**STATED TASK:** Lay out every line of the records below as a Markdown table with the columns Row and Line, numbering the rows in order, skipping blank lines and leaving out the pictures.

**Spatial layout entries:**
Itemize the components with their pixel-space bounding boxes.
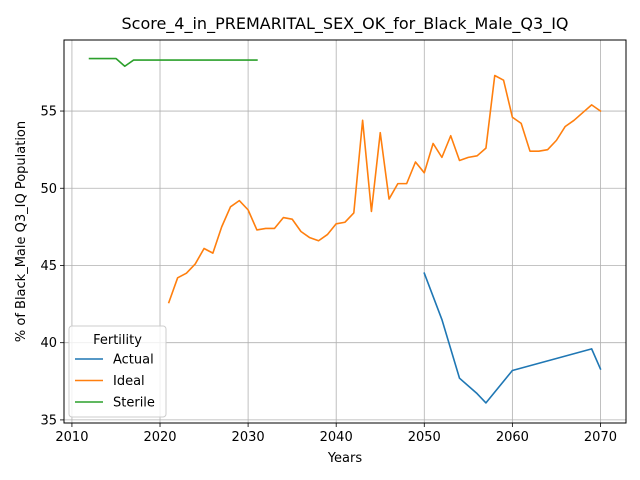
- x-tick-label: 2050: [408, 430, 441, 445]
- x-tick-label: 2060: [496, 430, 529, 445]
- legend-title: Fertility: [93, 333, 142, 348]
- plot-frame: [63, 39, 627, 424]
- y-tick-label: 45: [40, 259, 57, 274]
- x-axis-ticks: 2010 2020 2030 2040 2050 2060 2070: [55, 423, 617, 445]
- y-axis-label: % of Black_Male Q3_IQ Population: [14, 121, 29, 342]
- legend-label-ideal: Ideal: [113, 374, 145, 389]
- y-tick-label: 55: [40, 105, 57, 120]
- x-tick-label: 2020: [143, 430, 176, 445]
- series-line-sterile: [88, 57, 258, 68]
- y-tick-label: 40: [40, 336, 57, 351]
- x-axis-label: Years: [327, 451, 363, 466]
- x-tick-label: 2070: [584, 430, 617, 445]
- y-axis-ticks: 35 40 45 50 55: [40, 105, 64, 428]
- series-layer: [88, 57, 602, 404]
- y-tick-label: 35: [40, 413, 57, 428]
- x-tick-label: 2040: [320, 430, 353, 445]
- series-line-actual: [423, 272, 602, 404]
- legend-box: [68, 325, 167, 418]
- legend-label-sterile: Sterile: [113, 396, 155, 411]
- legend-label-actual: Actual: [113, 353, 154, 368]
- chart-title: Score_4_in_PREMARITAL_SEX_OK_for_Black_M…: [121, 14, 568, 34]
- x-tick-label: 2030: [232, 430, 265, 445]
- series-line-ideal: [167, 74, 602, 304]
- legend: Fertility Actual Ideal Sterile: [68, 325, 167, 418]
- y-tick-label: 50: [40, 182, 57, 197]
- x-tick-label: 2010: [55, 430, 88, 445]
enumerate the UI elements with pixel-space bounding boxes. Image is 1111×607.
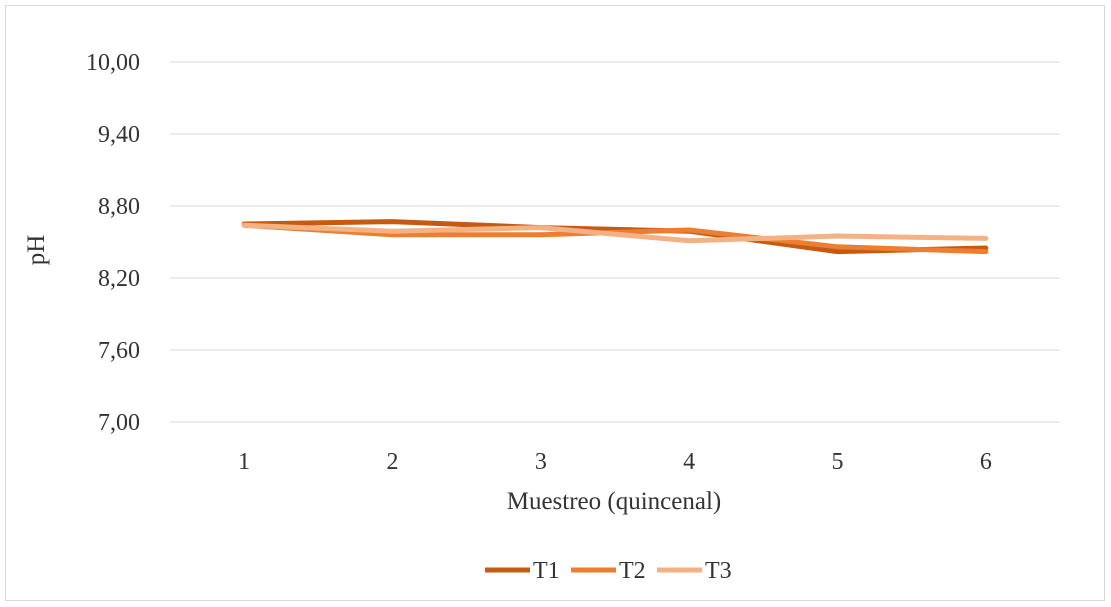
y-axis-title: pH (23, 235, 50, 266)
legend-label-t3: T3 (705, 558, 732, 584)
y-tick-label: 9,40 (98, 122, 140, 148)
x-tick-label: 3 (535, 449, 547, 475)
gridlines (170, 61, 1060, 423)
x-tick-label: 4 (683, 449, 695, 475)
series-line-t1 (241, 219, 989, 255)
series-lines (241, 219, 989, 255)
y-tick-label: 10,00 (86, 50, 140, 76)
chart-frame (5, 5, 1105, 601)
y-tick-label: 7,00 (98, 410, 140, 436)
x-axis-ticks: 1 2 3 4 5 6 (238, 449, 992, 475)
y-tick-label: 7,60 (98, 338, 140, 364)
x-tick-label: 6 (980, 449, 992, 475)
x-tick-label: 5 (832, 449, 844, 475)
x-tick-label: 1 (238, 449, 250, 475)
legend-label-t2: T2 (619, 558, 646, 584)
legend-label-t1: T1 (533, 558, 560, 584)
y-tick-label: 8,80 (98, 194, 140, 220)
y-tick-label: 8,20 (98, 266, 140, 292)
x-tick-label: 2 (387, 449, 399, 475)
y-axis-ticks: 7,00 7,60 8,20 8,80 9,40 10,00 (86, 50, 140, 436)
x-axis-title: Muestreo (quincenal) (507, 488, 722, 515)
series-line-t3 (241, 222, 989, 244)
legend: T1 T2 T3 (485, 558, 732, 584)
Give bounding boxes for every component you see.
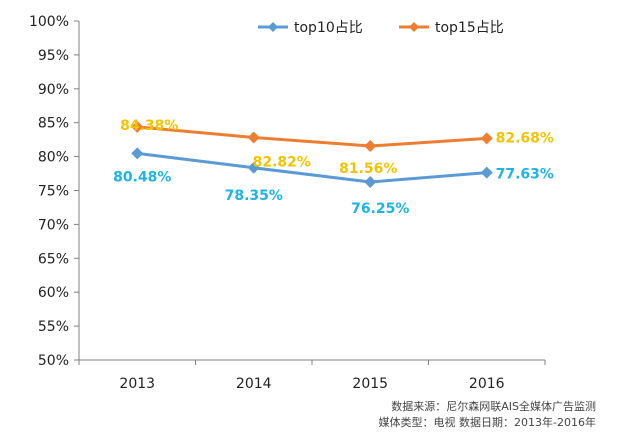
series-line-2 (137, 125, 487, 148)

**EXERCISE RESPONSE:**
| Row | Line |
|---|---|
| 1 | Itemize the components with their pixel-space bounding boxes. |
| 2 | - x-tick-label: 2050: [408, 430, 441, 445] |
| 3 | - x-tick-label: 2060: [496, 430, 529, 445] |
| 4 | - legend-title: Fertility: [93, 333, 142, 348] |
| 5 | - plot-frame: [63, 39, 627, 424] |
| 6 | - y-tick-label: 45: [40, 259, 57, 274] |
| 7 | - x-axis-ticks: 2010 2020 2030 2040 2050 2060 2070: [55, 423, 617, 445] |
| 8 | - y-axis-label: % of Black_Male Q3_IQ Population: [14, 121, 29, 342] |
| 9 | - legend-label-ideal: Ideal: [113, 374, 145, 389] |
| 10 | - y-tick-label: 55: [40, 105, 57, 120] |
| 11 | - x-tick-label: 2020: [143, 430, 176, 445] |
| 12 | - series-line-sterile: [88, 57, 258, 68] |
| 13 | - y-tick-label: 40: [40, 336, 57, 351] |
| 14 | - x-axis-label: Years: [327, 451, 363, 466] |
| 15 | - x-tick-label: 2070: [584, 430, 617, 445] |
| 16 | - y-axis-ticks: 35 40 45 50 55: [40, 105, 64, 428] |
| 17 | - series-layer: [88, 57, 602, 404] |
| 18 | - y-tick-label: 35: [40, 413, 57, 428] |
| 19 | - x-tick-label: 2040: [320, 430, 353, 445] |
| 20 | - series-line-actual: [423, 272, 602, 404] |
| 21 | - legend-box: [68, 325, 167, 418] |
| 22 | - legend-label-sterile: Sterile: [113, 396, 155, 411] |
| 23 | - legend-label-actual: Actual: [113, 353, 154, 368] |
| 24 | - chart-title: Score_4_in_PREMARITAL_SEX_OK_for_Black_M…: [121, 14, 568, 34] |
| 25 | - x-tick-label: 2030: [232, 430, 265, 445] |
| 26 | - series-line-ideal: [167, 74, 602, 304] |
| 27 | - legend: Fertility Actual Ideal Sterile: [68, 325, 167, 418] |
| 28 | - y-tick-label: 50: [40, 182, 57, 197] |
| 29 | - x-tick-label: 2010: [55, 430, 88, 445] |
| 30 | enumerate the UI elements with pixel-space bounding boxes. Image is 1111×607. |
| 31 | y-axis-title: pH (23, 235, 50, 266) |
| 32 | legend-label-t3: T3 (705, 558, 732, 584) |
| 33 | y-tick-label: 9,40 (98, 122, 140, 148) |
| 34 | x-tick-label: 3 (535, 449, 547, 475) |
| 35 | gridlines (170, 61, 1060, 423) |
| 36 | x-tick-label: 4 (683, 449, 695, 475) |
| 37 | series-line-t1 (241, 219, 989, 255) |
| 38 | series-lines (241, 219, 989, 255) |
| 39 | y-tick-label: 10,00 (86, 50, 140, 76) |
| 40 | chart-frame (5, 5, 1105, 601) |
| 41 | y-tick-label: 7,00 (98, 410, 140, 436) |
| 42 | x-axis-ticks: 1 2 3 4 5 6 (238, 449, 992, 475) |
| 43 | y-tick-label: 7,60 (98, 338, 140, 364) |
| 44 | x-tick-label: 6 (980, 449, 992, 475) |
| 45 | x-tick-label: 5 (832, 449, 844, 475) |
| 46 | x-tick-label: 1 (238, 449, 250, 475) |
| 47 | legend-label-t2: T2 (619, 558, 646, 584) |
| 48 | legend-label-t1: T1 (533, 558, 560, 584) |
| 49 | y-tick-label: 8,80 (98, 194, 140, 220) |
| 50 | y-tick-label: 8,20 (98, 266, 140, 292) |
| 51 | x-tick-label: 2 (387, 449, 399, 475) |
| 52 | y-axis-ticks: 7,00 7,60 8,20 8,80 9,40 10,00 (86, 50, 140, 436) |
| 53 | x-axis-title: Muestreo (quincenal) (507, 488, 722, 515) |
| 54 | series-line-t3 (241, 222, 989, 244) |
| 55 | legend: T1 T2 T3 (485, 558, 732, 584) |
| 56 | Give bounding boxes for every component you see. |
| 57 | series-line-2 (137, 125, 487, 148) |